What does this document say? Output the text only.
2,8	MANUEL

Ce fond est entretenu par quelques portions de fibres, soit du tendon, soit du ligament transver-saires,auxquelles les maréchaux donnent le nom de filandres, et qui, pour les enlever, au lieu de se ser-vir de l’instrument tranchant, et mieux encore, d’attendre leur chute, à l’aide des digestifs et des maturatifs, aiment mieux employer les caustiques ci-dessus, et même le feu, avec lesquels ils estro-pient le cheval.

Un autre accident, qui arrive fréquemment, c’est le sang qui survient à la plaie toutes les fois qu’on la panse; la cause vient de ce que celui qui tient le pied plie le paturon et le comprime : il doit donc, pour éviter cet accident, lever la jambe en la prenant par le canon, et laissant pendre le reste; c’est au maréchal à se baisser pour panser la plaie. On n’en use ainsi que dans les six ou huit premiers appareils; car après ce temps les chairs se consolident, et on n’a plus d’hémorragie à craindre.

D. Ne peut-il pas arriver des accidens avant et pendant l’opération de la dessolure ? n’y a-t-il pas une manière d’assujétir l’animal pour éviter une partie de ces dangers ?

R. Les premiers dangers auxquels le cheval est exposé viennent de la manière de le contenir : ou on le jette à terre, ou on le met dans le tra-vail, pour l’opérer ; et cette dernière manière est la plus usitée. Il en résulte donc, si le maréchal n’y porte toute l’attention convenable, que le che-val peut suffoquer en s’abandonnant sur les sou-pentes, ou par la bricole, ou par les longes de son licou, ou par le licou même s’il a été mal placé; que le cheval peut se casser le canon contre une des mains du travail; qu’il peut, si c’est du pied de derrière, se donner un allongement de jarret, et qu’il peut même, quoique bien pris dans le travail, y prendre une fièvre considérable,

.....

_Brief_. Restate all of the entries exactly, please.

_The result_.
What does this document say? Output the text only.
2,8	MANUEL

Ce fond est entretenu par quelques portions de fibres, soit du tendon, soit du ligament transver-saires,auxquelles les maréchaux donnent le nom de filandres, et qui, pour les enlever, au lieu de se ser-vir de l’instrument tranchant, et mieux encore, d’attendre leur chute, à l’aide des digestifs et des maturatifs, aiment mieux employer les caustiques ci-dessus, et même le feu, avec lesquels ils estro-pient le cheval.

Un autre accident, qui arrive fréquemment, c’est le sang qui survient à la plaie toutes les fois qu’on la panse; la cause vient de ce que celui qui tient le pied plie le paturon et le comprime : il doit donc, pour éviter cet accident, lever la jambe en la prenant par le canon, et laissant pendre le reste; c’est au maréchal à se baisser pour panser la plaie. On n’en use ainsi que dans les six ou huit premiers appareils; car après ce temps les chairs se consolident, et on n’a plus d’hémorragie à craindre.

D. Ne peut-il pas arriver des accidens avant et pendant l’opération de la dessolure ? n’y a-t-il pas une manière d’assujétir l’animal pour éviter une partie de ces dangers ?

R. Les premiers dangers auxquels le cheval est exposé viennent de la manière de le contenir : ou on le jette à terre, ou on le met dans le tra-vail, pour l’opérer ; et cette dernière manière est la plus usitée. Il en résulte donc, si le maréchal n’y porte toute l’attention convenable, que le che-val peut suffoquer en s’abandonnant sur les sou-pentes, ou par la bricole, ou par les longes de son licou, ou par le licou même s’il a été mal placé; que le cheval peut se casser le canon contre une des mains du travail; qu’il peut, si c’est du pied de derrière, se donner un allongement de jarret, et qu’il peut même, quoique bien pris dans le travail, y prendre une fièvre considérable,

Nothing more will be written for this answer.